## Written request
Print the listing below exactly.

## Given entries
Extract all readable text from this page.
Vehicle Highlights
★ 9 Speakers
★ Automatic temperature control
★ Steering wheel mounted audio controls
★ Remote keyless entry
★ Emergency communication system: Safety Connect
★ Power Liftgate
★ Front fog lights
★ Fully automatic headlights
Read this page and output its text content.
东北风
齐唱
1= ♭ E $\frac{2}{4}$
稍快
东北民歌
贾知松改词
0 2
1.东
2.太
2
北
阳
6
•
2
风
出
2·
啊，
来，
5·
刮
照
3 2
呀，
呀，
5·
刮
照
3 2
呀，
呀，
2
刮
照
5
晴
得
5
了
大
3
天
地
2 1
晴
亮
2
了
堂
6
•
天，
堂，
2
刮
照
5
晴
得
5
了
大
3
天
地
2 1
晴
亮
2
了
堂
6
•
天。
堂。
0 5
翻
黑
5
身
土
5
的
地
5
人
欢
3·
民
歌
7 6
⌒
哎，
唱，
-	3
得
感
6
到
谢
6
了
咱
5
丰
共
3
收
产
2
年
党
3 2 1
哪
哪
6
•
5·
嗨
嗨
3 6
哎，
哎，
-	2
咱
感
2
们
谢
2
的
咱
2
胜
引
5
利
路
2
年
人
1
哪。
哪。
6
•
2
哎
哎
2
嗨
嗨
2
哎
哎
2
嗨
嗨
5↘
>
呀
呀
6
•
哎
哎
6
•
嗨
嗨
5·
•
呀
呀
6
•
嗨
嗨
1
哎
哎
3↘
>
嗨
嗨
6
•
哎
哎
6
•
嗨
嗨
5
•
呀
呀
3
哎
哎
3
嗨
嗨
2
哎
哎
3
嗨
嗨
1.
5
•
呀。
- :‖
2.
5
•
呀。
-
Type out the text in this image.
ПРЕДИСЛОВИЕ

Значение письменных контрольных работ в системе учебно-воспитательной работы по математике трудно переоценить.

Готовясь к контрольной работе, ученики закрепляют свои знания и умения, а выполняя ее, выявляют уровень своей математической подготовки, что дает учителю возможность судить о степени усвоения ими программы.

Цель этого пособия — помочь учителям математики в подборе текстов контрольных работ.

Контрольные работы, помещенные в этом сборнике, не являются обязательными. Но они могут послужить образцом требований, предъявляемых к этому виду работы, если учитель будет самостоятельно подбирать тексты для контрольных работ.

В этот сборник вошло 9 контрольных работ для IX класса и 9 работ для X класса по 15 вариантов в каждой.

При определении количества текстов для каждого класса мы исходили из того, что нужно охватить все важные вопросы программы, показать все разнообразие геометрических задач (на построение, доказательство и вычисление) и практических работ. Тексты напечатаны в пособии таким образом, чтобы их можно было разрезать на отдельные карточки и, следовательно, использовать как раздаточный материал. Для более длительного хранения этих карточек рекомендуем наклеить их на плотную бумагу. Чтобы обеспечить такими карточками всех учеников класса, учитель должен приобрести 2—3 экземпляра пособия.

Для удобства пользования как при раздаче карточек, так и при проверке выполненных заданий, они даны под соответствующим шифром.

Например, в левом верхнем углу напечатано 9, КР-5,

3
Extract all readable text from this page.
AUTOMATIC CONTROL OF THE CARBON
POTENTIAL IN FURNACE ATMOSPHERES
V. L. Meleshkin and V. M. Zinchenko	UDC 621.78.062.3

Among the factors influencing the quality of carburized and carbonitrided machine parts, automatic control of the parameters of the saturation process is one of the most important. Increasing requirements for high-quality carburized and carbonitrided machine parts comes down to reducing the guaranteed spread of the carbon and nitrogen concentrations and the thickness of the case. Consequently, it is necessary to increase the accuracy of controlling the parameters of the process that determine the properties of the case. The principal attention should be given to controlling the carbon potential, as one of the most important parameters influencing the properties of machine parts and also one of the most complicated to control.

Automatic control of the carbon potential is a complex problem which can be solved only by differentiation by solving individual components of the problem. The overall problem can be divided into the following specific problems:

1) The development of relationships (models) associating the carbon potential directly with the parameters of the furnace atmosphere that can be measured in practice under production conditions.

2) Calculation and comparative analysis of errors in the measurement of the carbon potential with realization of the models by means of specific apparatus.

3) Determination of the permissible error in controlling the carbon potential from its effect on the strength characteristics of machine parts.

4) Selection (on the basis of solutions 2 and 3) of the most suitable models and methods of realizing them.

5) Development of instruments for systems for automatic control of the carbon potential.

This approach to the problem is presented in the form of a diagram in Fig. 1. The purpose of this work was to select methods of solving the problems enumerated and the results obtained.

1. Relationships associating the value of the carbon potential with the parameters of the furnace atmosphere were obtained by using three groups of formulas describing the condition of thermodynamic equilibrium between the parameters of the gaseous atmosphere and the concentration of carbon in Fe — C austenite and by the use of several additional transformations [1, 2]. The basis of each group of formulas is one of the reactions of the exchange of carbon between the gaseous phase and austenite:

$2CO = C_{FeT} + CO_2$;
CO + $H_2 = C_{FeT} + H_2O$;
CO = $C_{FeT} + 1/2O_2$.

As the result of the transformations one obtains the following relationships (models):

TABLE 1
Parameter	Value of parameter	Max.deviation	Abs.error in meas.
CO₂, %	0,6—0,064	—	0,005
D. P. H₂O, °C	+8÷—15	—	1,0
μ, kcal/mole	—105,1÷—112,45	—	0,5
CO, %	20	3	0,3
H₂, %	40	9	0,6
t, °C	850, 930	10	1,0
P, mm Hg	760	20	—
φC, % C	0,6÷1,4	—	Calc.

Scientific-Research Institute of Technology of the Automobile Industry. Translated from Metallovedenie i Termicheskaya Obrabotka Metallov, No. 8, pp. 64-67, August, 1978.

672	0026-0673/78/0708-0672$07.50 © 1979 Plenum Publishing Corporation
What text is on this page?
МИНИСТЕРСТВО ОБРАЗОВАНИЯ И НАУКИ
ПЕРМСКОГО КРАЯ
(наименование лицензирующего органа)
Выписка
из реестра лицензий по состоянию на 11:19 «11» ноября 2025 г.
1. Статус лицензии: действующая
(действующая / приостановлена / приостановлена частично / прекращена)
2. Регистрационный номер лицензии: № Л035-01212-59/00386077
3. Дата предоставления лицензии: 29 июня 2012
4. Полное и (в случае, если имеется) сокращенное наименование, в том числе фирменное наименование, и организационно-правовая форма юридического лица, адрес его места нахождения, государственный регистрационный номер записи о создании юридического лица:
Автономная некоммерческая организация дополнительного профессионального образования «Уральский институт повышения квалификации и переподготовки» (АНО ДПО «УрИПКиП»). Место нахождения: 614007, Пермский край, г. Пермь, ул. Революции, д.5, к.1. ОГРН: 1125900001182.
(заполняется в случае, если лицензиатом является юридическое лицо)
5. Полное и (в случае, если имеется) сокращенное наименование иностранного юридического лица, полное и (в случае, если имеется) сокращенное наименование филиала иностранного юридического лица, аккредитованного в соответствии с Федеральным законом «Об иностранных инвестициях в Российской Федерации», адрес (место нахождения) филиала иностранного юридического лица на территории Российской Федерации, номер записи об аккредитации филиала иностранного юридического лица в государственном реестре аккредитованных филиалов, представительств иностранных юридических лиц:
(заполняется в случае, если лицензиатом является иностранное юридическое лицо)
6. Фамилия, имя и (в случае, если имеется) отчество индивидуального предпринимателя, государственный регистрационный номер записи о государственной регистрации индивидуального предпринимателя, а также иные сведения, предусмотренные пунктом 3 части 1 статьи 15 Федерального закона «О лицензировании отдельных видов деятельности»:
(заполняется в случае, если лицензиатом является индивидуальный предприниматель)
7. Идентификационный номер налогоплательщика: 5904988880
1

## Task output
Extract all readable text from this page.
Vehicle Highlights
★ 9 Speakers
★ Automatic temperature control
★ Steering wheel mounted audio controls
★ Remote keyless entry
★ Emergency communication system: Safety Connect
★ Power Liftgate
★ Front fog lights
★ Fully automatic headlights
Read this page and output its text content.
东北风
齐唱
1= ♭ E $\frac{2}{4}$
稍快
东北民歌
贾知松改词
0 2
1.东
2.太
2
北
阳
6
•
2
风
出
2·
啊，
来，
5·
刮
照
3 2
呀，
呀，
5·
刮
照
3 2
呀，
呀，
2
刮
照
5
晴
得
5
了
大
3
天
地
2 1
晴
亮
2
了
堂
6
•
天，
堂，
2
刮
照
5
晴
得
5
了
大
3
天
地
2 1
晴
亮
2
了
堂
6
•
天。
堂。
0 5
翻
黑
5
身
土
5
的
地
5
人
欢
3·
民
歌
7 6
⌒
哎，
唱，
-	3
得
感
6
到
谢
6
了
咱
5
丰
共
3
收
产
2
年
党
3 2 1
哪
哪
6
•
5·
嗨
嗨
3 6
哎，
哎，
-	2
咱
感
2
们
谢
2
的
咱
2
胜
引
5
利
路
2
年
人
1
哪。
哪。
6
•
2
哎
哎
2
嗨
嗨
2
哎
哎
2
嗨
嗨
5↘
>
呀
呀
6
•
哎
哎
6
•
嗨
嗨
5·
•
呀
呀
6
•
嗨
嗨
1
哎
哎
3↘
>
嗨
嗨
6
•
哎
哎
6
•
嗨
嗨
5
•
呀
呀
3
哎
哎
3
嗨
嗨
2
哎
哎
3
嗨
嗨
1.
5
•
呀。
- :‖
2.
5
•
呀。
-
Type out the text in this image.
ПРЕДИСЛОВИЕ

Значение письменных контрольных работ в системе учебно-воспитательной работы по математике трудно переоценить.

Готовясь к контрольной работе, ученики закрепляют свои знания и умения, а выполняя ее, выявляют уровень своей математической подготовки, что дает учителю возможность судить о степени усвоения ими программы.

Цель этого пособия — помочь учителям математики в подборе текстов контрольных работ.

Контрольные работы, помещенные в этом сборнике, не являются обязательными. Но они могут послужить образцом требований, предъявляемых к этому виду работы, если учитель будет самостоятельно подбирать тексты для контрольных работ.

В этот сборник вошло 9 контрольных работ для IX класса и 9 работ для X класса по 15 вариантов в каждой.

При определении количества текстов для каждого класса мы исходили из того, что нужно охватить все важные вопросы программы, показать все разнообразие геометрических задач (на построение, доказательство и вычисление) и практических работ. Тексты напечатаны в пособии таким образом, чтобы их можно было разрезать на отдельные карточки и, следовательно, использовать как раздаточный материал. Для более длительного хранения этих карточек рекомендуем наклеить их на плотную бумагу. Чтобы обеспечить такими карточками всех учеников класса, учитель должен приобрести 2—3 экземпляра пособия.

Для удобства пользования как при раздаче карточек, так и при проверке выполненных заданий, они даны под соответствующим шифром.

Например, в левом верхнем углу напечатано 9, КР-5,

3
Extract all readable text from this page.
AUTOMATIC CONTROL OF THE CARBON
POTENTIAL IN FURNACE ATMOSPHERES
V. L. Meleshkin and V. M. Zinchenko	UDC 621.78.062.3

Among the factors influencing the quality of carburized and carbonitrided machine parts, automatic control of the parameters of the saturation process is one of the most important. Increasing requirements for high-quality carburized and carbonitrided machine parts comes down to reducing the guaranteed spread of the carbon and nitrogen concentrations and the thickness of the case. Consequently, it is necessary to increase the accuracy of controlling the parameters of the process that determine the properties of the case. The principal attention should be given to controlling the carbon potential, as one of the most important parameters influencing the properties of machine parts and also one of the most complicated to control.

Automatic control of the carbon potential is a complex problem which can be solved only by differentiation by solving individual components of the problem. The overall problem can be divided into the following specific problems:

1) The development of relationships (models) associating the carbon potential directly with the parameters of the furnace atmosphere that can be measured in practice under production conditions.

2) Calculation and comparative analysis of errors in the measurement of the carbon potential with realization of the models by means of specific apparatus.

3) Determination of the permissible error in controlling the carbon potential from its effect on the strength characteristics of machine parts.

4) Selection (on the basis of solutions 2 and 3) of the most suitable models and methods of realizing them.

5) Development of instruments for systems for automatic control of the carbon potential.

This approach to the problem is presented in the form of a diagram in Fig. 1. The purpose of this work was to select methods of solving the problems enumerated and the results obtained.

1. Relationships associating the value of the carbon potential with the parameters of the furnace atmosphere were obtained by using three groups of formulas describing the condition of thermodynamic equilibrium between the parameters of the gaseous atmosphere and the concentration of carbon in Fe — C austenite and by the use of several additional transformations [1, 2]. The basis of each group of formulas is one of the reactions of the exchange of carbon between the gaseous phase and austenite:

$2CO = C_{FeT} + CO_2$;
CO + $H_2 = C_{FeT} + H_2O$;
CO = $C_{FeT} + 1/2O_2$.

As the result of the transformations one obtains the following relationships (models):

TABLE 1
Parameter	Value of parameter	Max.deviation	Abs.error in meas.
CO₂, %	0,6—0,064	—	0,005
D. P. H₂O, °C	+8÷—15	—	1,0
μ, kcal/mole	—105,1÷—112,45	—	0,5
CO, %	20	3	0,3
H₂, %	40	9	0,6
t, °C	850, 930	10	1,0
P, mm Hg	760	20	—
φC, % C	0,6÷1,4	—	Calc.

Scientific-Research Institute of Technology of the Automobile Industry. Translated from Metallovedenie i Termicheskaya Obrabotka Metallov, No. 8, pp. 64-67, August, 1978.

672	0026-0673/78/0708-0672$07.50 © 1979 Plenum Publishing Corporation
What text is on this page?
МИНИСТЕРСТВО ОБРАЗОВАНИЯ И НАУКИ
ПЕРМСКОГО КРАЯ
(наименование лицензирующего органа)
Выписка
из реестра лицензий по состоянию на 11:19 «11» ноября 2025 г.
1. Статус лицензии: действующая
(действующая / приостановлена / приостановлена частично / прекращена)
2. Регистрационный номер лицензии: № Л035-01212-59/00386077
3. Дата предоставления лицензии: 29 июня 2012
4. Полное и (в случае, если имеется) сокращенное наименование, в том числе фирменное наименование, и организационно-правовая форма юридического лица, адрес его места нахождения, государственный регистрационный номер записи о создании юридического лица:
Автономная некоммерческая организация дополнительного профессионального образования «Уральский институт повышения квалификации и переподготовки» (АНО ДПО «УрИПКиП»). Место нахождения: 614007, Пермский край, г. Пермь, ул. Революции, д.5, к.1. ОГРН: 1125900001182.
(заполняется в случае, если лицензиатом является юридическое лицо)
5. Полное и (в случае, если имеется) сокращенное наименование иностранного юридического лица, полное и (в случае, если имеется) сокращенное наименование филиала иностранного юридического лица, аккредитованного в соответствии с Федеральным законом «Об иностранных инвестициях в Российской Федерации», адрес (место нахождения) филиала иностранного юридического лица на территории Российской Федерации, номер записи об аккредитации филиала иностранного юридического лица в государственном реестре аккредитованных филиалов, представительств иностранных юридических лиц:
(заполняется в случае, если лицензиатом является иностранное юридическое лицо)
6. Фамилия, имя и (в случае, если имеется) отчество индивидуального предпринимателя, государственный регистрационный номер записи о государственной регистрации индивидуального предпринимателя, а также иные сведения, предусмотренные пунктом 3 части 1 статьи 15 Федерального закона «О лицензировании отдельных видов деятельности»:
(заполняется в случае, если лицензиатом является индивидуальный предприниматель)
7. Идентификационный номер налогоплательщика: 5904988880
1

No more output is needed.